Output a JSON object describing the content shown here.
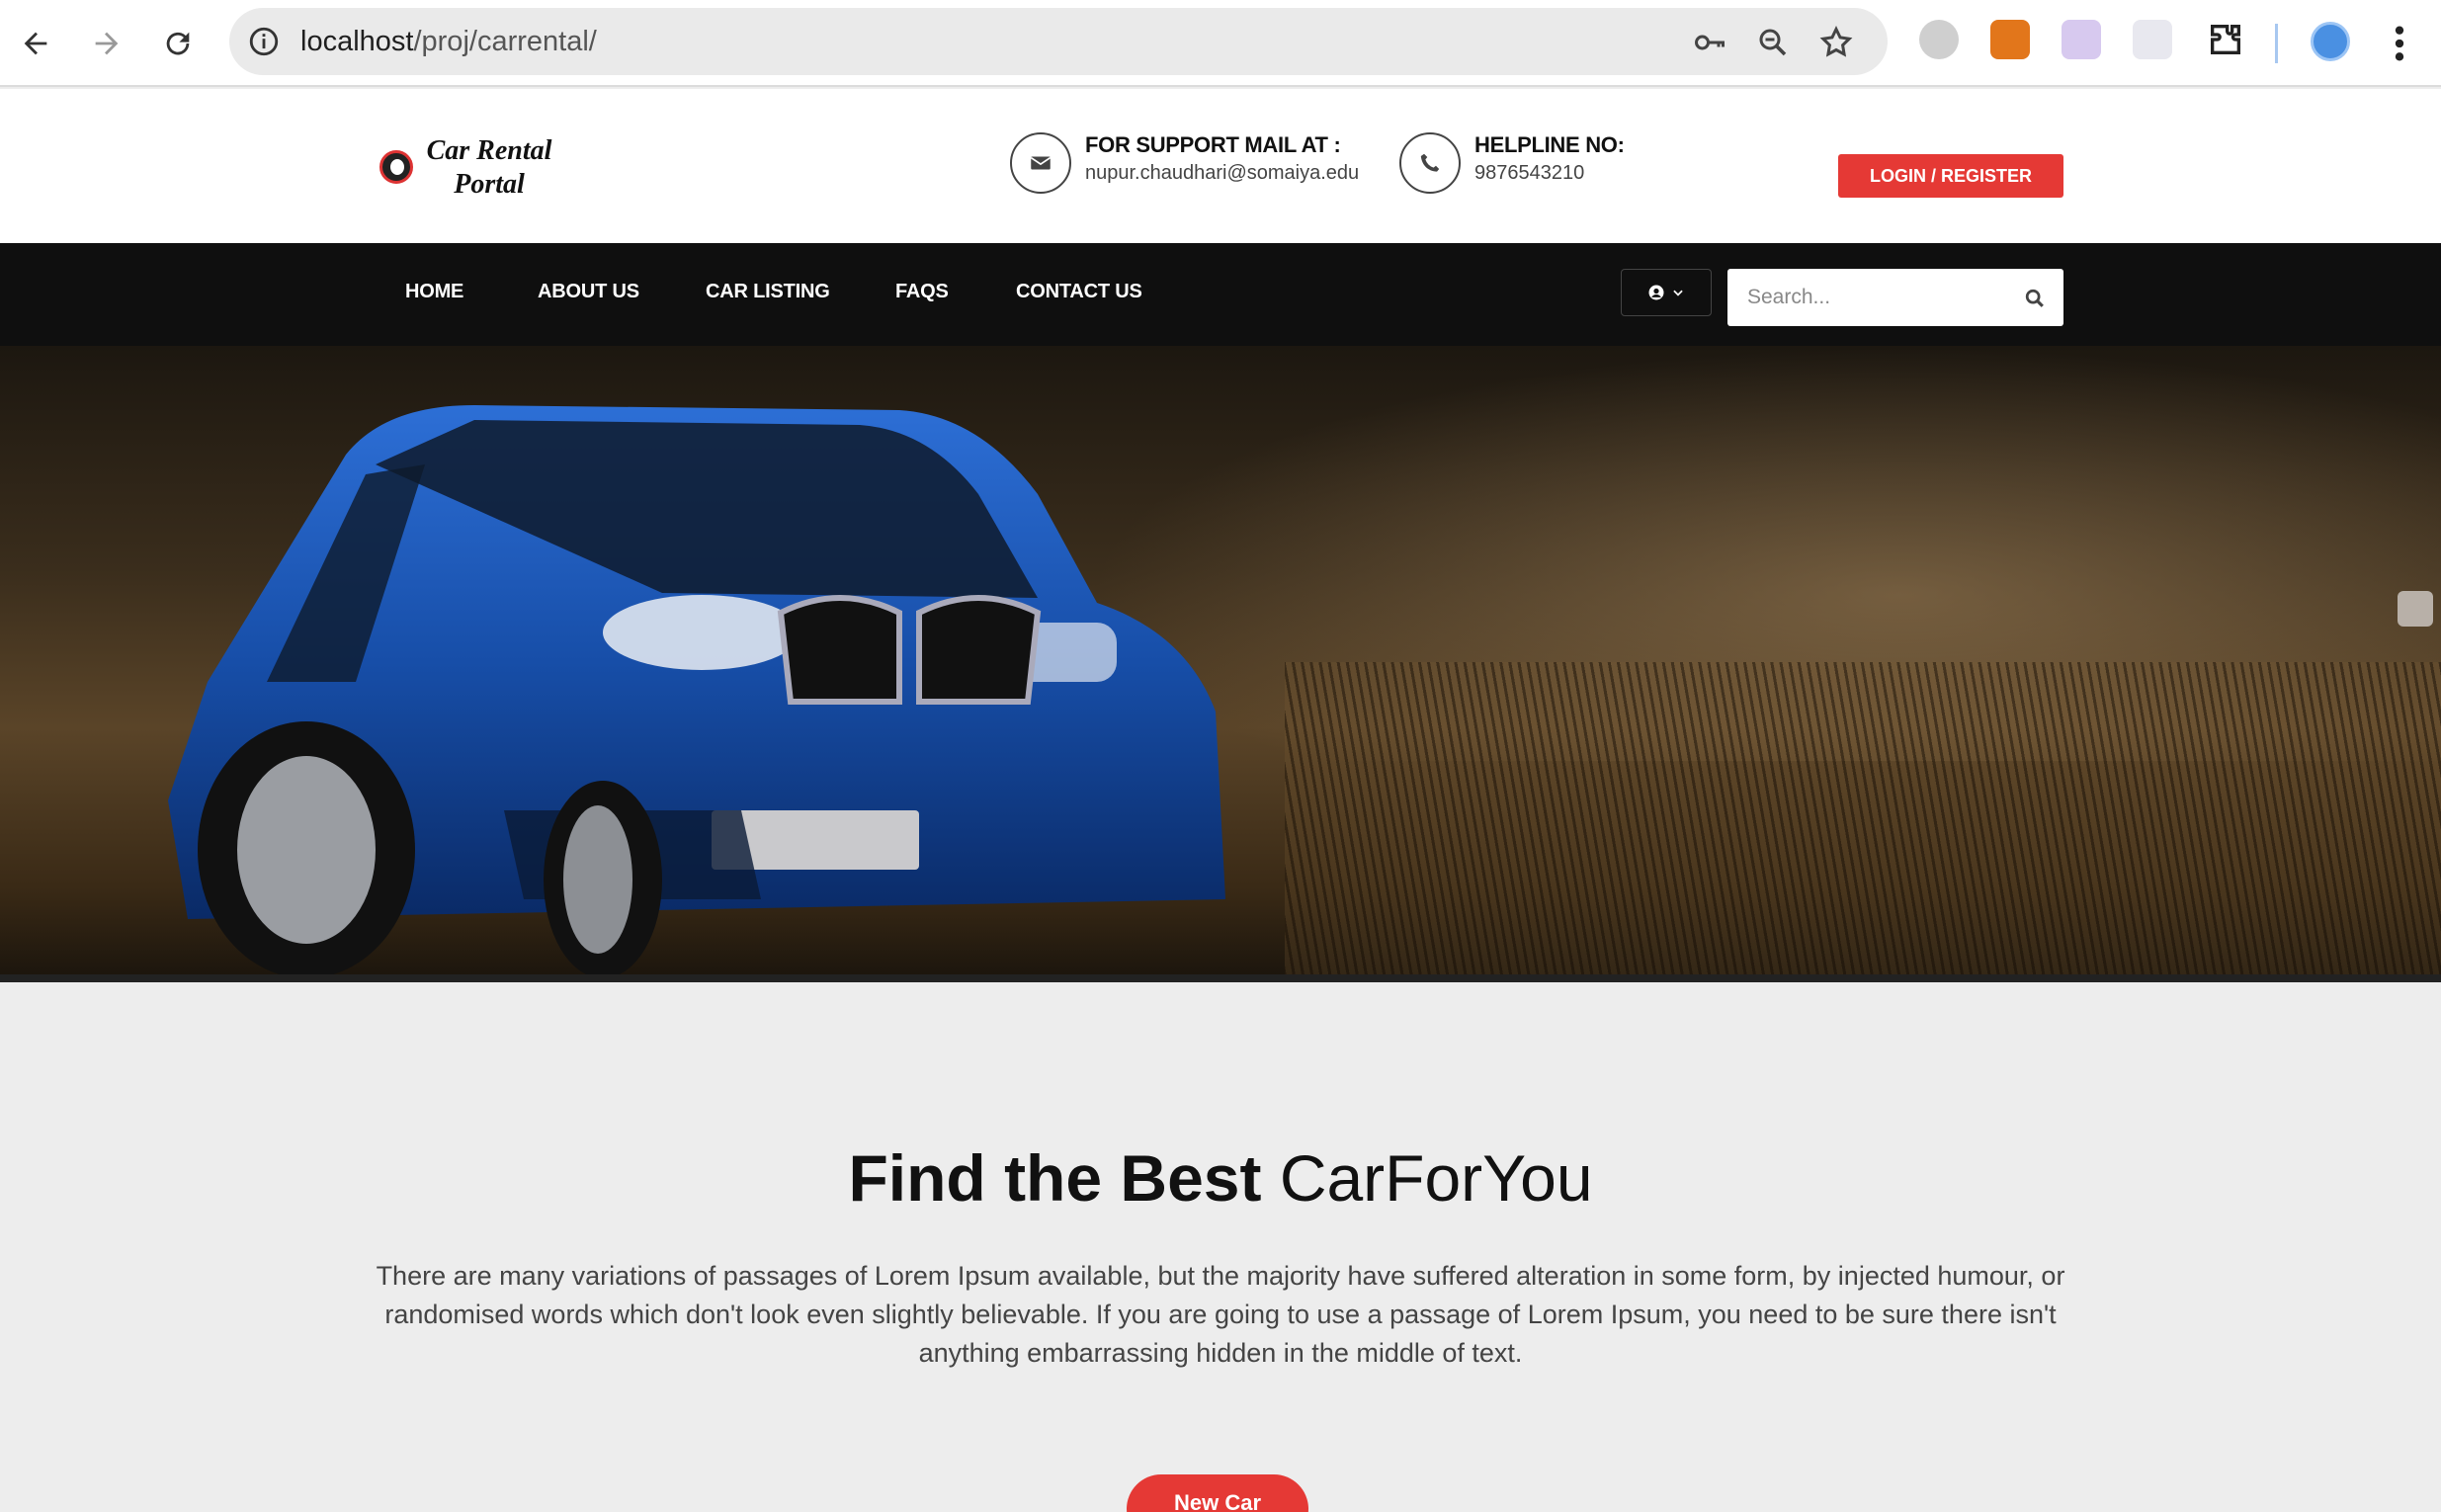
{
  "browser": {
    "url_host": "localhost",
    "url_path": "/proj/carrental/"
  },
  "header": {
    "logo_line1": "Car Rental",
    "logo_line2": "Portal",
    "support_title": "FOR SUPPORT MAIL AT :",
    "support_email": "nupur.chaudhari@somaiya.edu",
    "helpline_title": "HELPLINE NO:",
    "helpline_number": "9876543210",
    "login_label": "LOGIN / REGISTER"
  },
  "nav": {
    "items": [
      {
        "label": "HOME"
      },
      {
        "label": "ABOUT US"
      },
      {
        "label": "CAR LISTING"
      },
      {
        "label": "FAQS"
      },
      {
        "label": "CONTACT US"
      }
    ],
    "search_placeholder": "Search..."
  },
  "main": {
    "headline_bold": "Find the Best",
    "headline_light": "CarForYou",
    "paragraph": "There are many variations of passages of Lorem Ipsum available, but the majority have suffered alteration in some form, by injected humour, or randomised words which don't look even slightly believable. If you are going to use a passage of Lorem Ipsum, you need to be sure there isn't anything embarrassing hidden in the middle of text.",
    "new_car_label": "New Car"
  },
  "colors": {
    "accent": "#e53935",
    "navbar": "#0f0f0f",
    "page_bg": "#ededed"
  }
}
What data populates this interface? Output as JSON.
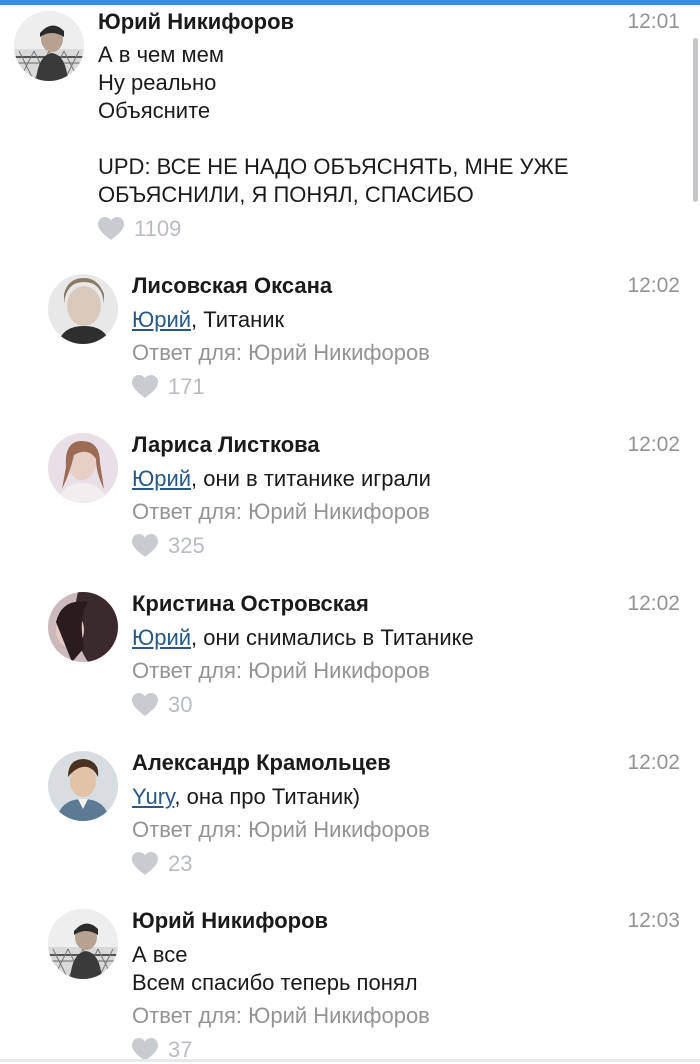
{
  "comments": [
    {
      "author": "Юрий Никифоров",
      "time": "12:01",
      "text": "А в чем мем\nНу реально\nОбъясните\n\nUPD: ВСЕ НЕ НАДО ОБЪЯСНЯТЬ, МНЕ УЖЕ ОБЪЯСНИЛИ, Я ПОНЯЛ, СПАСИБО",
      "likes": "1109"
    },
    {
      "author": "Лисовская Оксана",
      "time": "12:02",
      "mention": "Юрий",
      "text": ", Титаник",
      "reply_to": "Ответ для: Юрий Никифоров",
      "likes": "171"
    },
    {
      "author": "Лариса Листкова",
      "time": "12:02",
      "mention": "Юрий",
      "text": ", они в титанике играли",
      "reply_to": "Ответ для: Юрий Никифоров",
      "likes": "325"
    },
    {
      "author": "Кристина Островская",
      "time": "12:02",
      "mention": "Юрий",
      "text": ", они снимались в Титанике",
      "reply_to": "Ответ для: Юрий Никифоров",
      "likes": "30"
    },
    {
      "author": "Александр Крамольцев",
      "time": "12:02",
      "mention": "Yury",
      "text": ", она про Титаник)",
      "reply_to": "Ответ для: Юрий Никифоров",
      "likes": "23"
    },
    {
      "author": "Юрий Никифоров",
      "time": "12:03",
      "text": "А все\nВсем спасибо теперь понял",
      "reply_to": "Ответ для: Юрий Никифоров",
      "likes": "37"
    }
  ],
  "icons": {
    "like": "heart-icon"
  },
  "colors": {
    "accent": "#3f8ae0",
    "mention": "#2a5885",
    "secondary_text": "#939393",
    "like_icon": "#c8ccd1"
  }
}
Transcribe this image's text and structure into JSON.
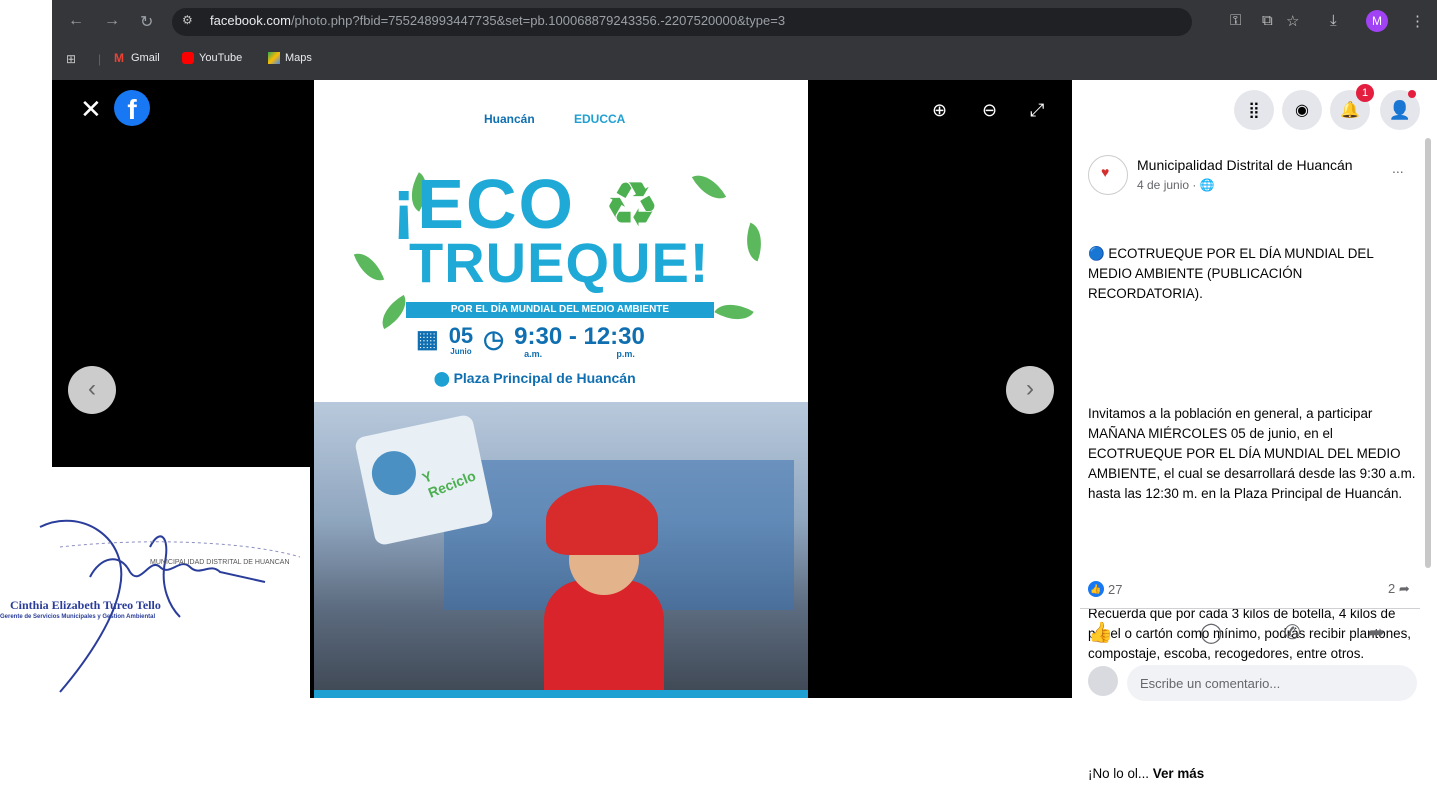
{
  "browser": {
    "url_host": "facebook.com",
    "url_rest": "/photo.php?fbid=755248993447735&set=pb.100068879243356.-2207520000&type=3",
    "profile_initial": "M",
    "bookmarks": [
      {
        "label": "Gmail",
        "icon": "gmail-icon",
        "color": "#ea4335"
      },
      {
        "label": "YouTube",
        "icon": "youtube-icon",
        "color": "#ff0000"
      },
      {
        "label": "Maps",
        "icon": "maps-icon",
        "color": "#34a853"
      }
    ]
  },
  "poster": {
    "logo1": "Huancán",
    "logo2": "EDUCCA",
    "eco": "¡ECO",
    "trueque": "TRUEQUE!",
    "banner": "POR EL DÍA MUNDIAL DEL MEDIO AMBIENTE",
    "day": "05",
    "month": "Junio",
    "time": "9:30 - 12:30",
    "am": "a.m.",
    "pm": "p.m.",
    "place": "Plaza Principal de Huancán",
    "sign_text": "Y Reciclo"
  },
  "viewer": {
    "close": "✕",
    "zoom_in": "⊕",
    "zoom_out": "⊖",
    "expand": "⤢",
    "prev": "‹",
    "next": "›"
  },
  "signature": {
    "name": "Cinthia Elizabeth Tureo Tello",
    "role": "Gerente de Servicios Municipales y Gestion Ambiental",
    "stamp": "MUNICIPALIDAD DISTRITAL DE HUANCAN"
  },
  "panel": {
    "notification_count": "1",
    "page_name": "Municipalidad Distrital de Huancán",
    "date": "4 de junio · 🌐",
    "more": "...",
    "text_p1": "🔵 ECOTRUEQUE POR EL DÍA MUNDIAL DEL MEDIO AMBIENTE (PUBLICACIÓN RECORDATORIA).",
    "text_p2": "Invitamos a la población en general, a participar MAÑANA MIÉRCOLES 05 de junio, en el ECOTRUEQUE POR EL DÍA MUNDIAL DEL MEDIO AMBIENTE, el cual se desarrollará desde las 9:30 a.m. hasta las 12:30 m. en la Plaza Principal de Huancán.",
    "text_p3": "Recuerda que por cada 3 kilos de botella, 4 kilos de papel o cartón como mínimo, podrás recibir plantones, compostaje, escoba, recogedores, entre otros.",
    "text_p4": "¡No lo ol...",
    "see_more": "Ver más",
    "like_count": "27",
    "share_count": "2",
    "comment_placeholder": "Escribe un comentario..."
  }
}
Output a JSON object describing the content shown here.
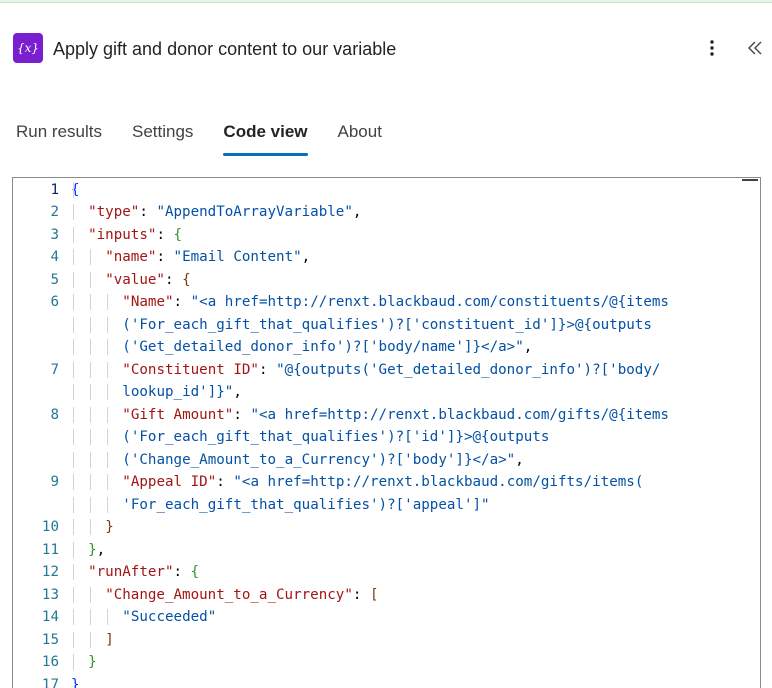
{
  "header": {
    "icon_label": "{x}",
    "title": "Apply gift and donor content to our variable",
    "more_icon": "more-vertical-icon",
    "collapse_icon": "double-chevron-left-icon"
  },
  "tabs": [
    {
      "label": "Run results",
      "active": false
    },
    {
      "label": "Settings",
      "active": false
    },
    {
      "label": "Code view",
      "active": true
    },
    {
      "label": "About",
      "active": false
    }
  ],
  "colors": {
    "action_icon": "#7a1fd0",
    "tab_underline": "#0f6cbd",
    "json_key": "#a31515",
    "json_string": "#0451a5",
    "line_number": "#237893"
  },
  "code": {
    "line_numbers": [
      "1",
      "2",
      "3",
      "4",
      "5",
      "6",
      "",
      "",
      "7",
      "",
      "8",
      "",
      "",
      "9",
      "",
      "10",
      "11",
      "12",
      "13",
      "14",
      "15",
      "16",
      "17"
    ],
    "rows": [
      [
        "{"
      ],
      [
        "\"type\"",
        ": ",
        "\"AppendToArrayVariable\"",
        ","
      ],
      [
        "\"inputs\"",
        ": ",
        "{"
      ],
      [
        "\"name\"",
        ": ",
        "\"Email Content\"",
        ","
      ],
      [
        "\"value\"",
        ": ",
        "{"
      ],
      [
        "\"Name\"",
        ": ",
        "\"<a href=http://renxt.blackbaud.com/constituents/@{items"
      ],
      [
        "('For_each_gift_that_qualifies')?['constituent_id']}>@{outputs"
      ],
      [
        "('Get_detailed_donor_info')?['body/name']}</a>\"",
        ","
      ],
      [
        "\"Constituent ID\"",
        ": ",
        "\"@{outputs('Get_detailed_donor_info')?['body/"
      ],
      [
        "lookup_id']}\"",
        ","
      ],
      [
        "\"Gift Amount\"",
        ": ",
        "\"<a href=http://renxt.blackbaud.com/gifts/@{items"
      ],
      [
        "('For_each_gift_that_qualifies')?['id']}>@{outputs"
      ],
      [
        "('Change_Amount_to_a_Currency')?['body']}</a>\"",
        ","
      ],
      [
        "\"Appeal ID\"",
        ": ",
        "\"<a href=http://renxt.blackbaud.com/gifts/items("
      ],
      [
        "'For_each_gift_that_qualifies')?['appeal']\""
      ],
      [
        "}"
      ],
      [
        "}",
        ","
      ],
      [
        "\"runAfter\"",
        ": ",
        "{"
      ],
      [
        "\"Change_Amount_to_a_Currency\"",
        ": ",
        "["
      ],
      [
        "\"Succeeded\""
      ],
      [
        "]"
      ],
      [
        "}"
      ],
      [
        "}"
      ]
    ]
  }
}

* * * *

Problem to solve ▸ Show the lines of the records that include the string "MUNDIAL".

Written answer ▸
    "banner": "POR EL DÍA MUNDIAL DEL MEDIO AMBIENTE",
    "text_p1": "🔵 ECOTRUEQUE POR EL DÍA MUNDIAL DEL MEDIO AMBIENTE (PUBLICACIÓN RECORDATORIA).",
    "text_p2": "Invitamos a la población en general, a participar MAÑANA MIÉRCOLES 05 de junio, en el ECOTRUEQUE POR EL DÍA MUNDIAL DEL MEDIO AMBIENTE, el cual se desarrollará desde las 9:30 a.m. hasta las 12:30 m. en la Plaza Principal de Huancán.",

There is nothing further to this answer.